Task description: Give every line back verbatim, dropping all images.

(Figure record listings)
:::::

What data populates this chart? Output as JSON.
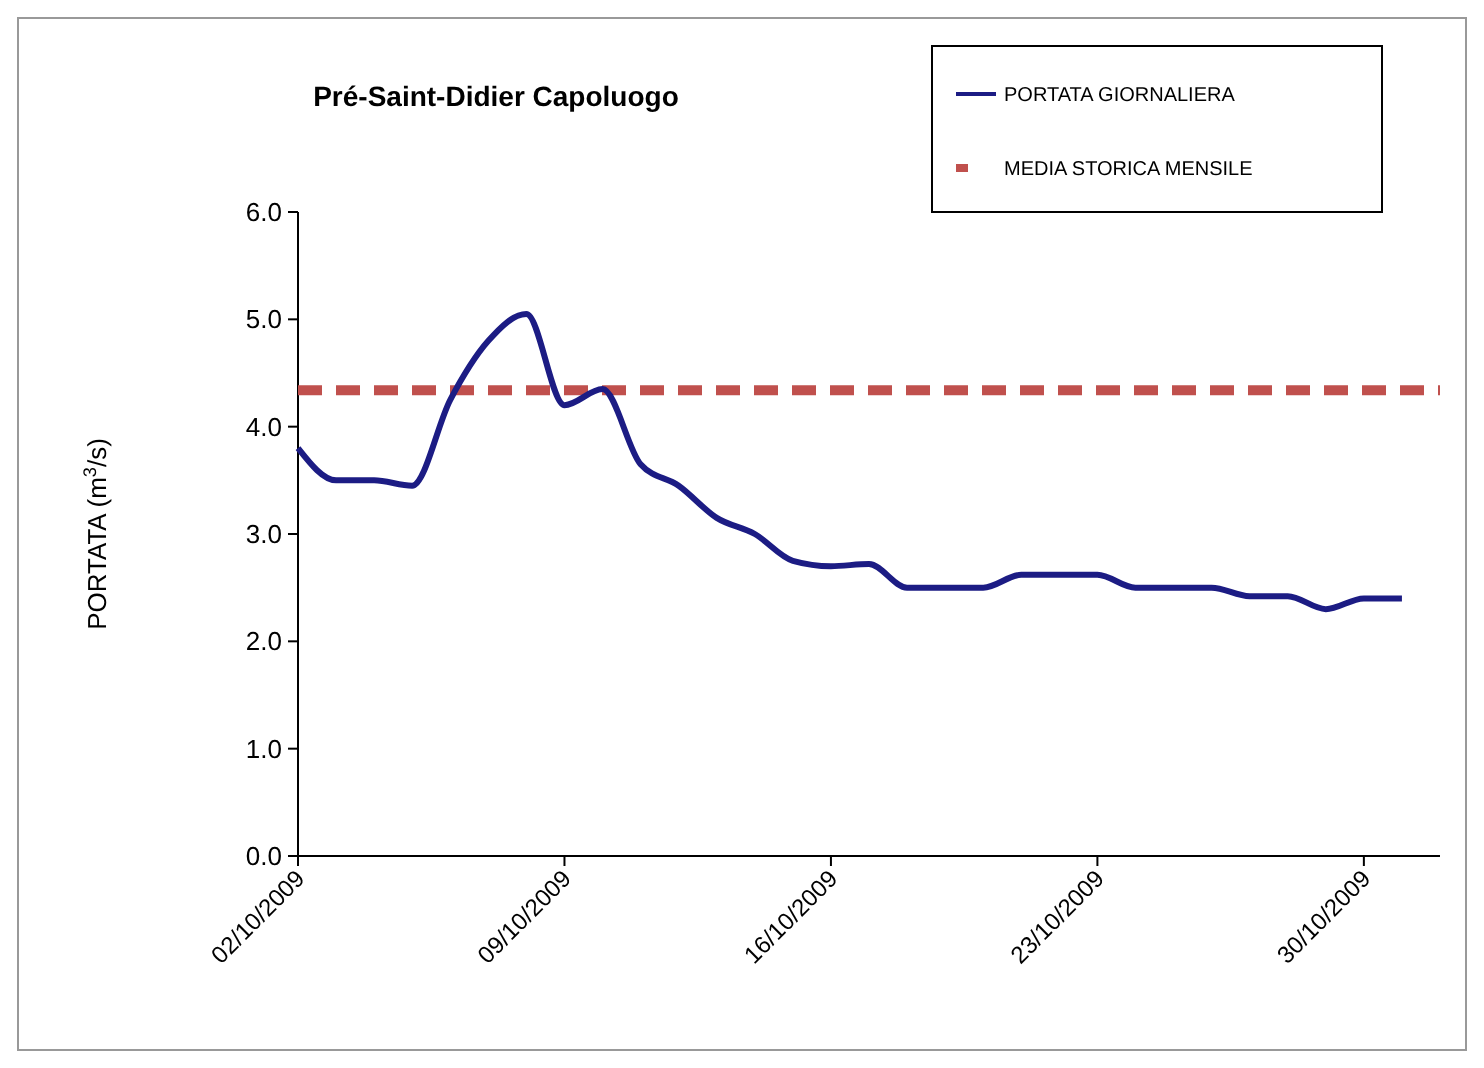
{
  "chart_data": {
    "type": "line",
    "title": "Pré-Saint-Didier  Capoluogo",
    "ylabel": "PORTATA (m$^{3}$/s)",
    "x": [
      "2009-10-02",
      "2009-10-03",
      "2009-10-04",
      "2009-10-05",
      "2009-10-06",
      "2009-10-07",
      "2009-10-08",
      "2009-10-09",
      "2009-10-10",
      "2009-10-11",
      "2009-10-12",
      "2009-10-13",
      "2009-10-14",
      "2009-10-15",
      "2009-10-16",
      "2009-10-17",
      "2009-10-18",
      "2009-10-19",
      "2009-10-20",
      "2009-10-21",
      "2009-10-22",
      "2009-10-23",
      "2009-10-24",
      "2009-10-25",
      "2009-10-26",
      "2009-10-27",
      "2009-10-28",
      "2009-10-29",
      "2009-10-30",
      "2009-10-31"
    ],
    "series": [
      {
        "name": "PORTATA GIORNALIERA",
        "color": "#1c1c84",
        "values": [
          3.8,
          3.5,
          3.5,
          3.45,
          4.25,
          4.8,
          5.05,
          4.2,
          4.35,
          3.65,
          3.45,
          3.15,
          3.0,
          2.75,
          2.7,
          2.72,
          2.5,
          2.5,
          2.5,
          2.62,
          2.62,
          2.62,
          2.5,
          2.5,
          2.5,
          2.42,
          2.42,
          2.3,
          2.4,
          2.4
        ]
      }
    ],
    "ref_lines": [
      {
        "axis": "y",
        "value": 4.34,
        "label": "MEDIA STORICA MENSILE",
        "color": "#c0504d",
        "line_style": "dashed"
      }
    ],
    "xlim": [
      "2009-10-02",
      "2009-11-01"
    ],
    "xticks": [
      {
        "value": "2009-10-02",
        "label": "02/10/2009"
      },
      {
        "value": "2009-10-09",
        "label": "09/10/2009"
      },
      {
        "value": "2009-10-16",
        "label": "16/10/2009"
      },
      {
        "value": "2009-10-23",
        "label": "23/10/2009"
      },
      {
        "value": "2009-10-30",
        "label": "30/10/2009"
      }
    ],
    "ylim": [
      0,
      6
    ],
    "yticks": [
      {
        "value": 0,
        "label": "0.0"
      },
      {
        "value": 1,
        "label": "1.0"
      },
      {
        "value": 2,
        "label": "2.0"
      },
      {
        "value": 3,
        "label": "3.0"
      },
      {
        "value": 4,
        "label": "4.0"
      },
      {
        "value": 5,
        "label": "5.0"
      },
      {
        "value": 6,
        "label": "6.0"
      }
    ],
    "legend": "top right",
    "line_style": "solid",
    "marker": "none",
    "grid": false
  }
}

:::::

Reply:
What data populates this chart? Output as JSON.
{
  "chart_data": {
    "type": "line",
    "title": "Pré-Saint-Didier  Capoluogo",
    "ylabel": "PORTATA (m$^{3}$/s)",
    "x": [
      "2009-10-02",
      "2009-10-03",
      "2009-10-04",
      "2009-10-05",
      "2009-10-06",
      "2009-10-07",
      "2009-10-08",
      "2009-10-09",
      "2009-10-10",
      "2009-10-11",
      "2009-10-12",
      "2009-10-13",
      "2009-10-14",
      "2009-10-15",
      "2009-10-16",
      "2009-10-17",
      "2009-10-18",
      "2009-10-19",
      "2009-10-20",
      "2009-10-21",
      "2009-10-22",
      "2009-10-23",
      "2009-10-24",
      "2009-10-25",
      "2009-10-26",
      "2009-10-27",
      "2009-10-28",
      "2009-10-29",
      "2009-10-30",
      "2009-10-31"
    ],
    "series": [
      {
        "name": "PORTATA GIORNALIERA",
        "color": "#1c1c84",
        "values": [
          3.8,
          3.5,
          3.5,
          3.45,
          4.25,
          4.8,
          5.05,
          4.2,
          4.35,
          3.65,
          3.45,
          3.15,
          3.0,
          2.75,
          2.7,
          2.72,
          2.5,
          2.5,
          2.5,
          2.62,
          2.62,
          2.62,
          2.5,
          2.5,
          2.5,
          2.42,
          2.42,
          2.3,
          2.4,
          2.4
        ]
      }
    ],
    "ref_lines": [
      {
        "axis": "y",
        "value": 4.34,
        "label": "MEDIA STORICA MENSILE",
        "color": "#c0504d",
        "line_style": "dashed"
      }
    ],
    "xlim": [
      "2009-10-02",
      "2009-11-01"
    ],
    "xticks": [
      {
        "value": "2009-10-02",
        "label": "02/10/2009"
      },
      {
        "value": "2009-10-09",
        "label": "09/10/2009"
      },
      {
        "value": "2009-10-16",
        "label": "16/10/2009"
      },
      {
        "value": "2009-10-23",
        "label": "23/10/2009"
      },
      {
        "value": "2009-10-30",
        "label": "30/10/2009"
      }
    ],
    "ylim": [
      0,
      6
    ],
    "yticks": [
      {
        "value": 0,
        "label": "0.0"
      },
      {
        "value": 1,
        "label": "1.0"
      },
      {
        "value": 2,
        "label": "2.0"
      },
      {
        "value": 3,
        "label": "3.0"
      },
      {
        "value": 4,
        "label": "4.0"
      },
      {
        "value": 5,
        "label": "5.0"
      },
      {
        "value": 6,
        "label": "6.0"
      }
    ],
    "legend": "top right",
    "line_style": "solid",
    "marker": "none",
    "grid": false
  }
}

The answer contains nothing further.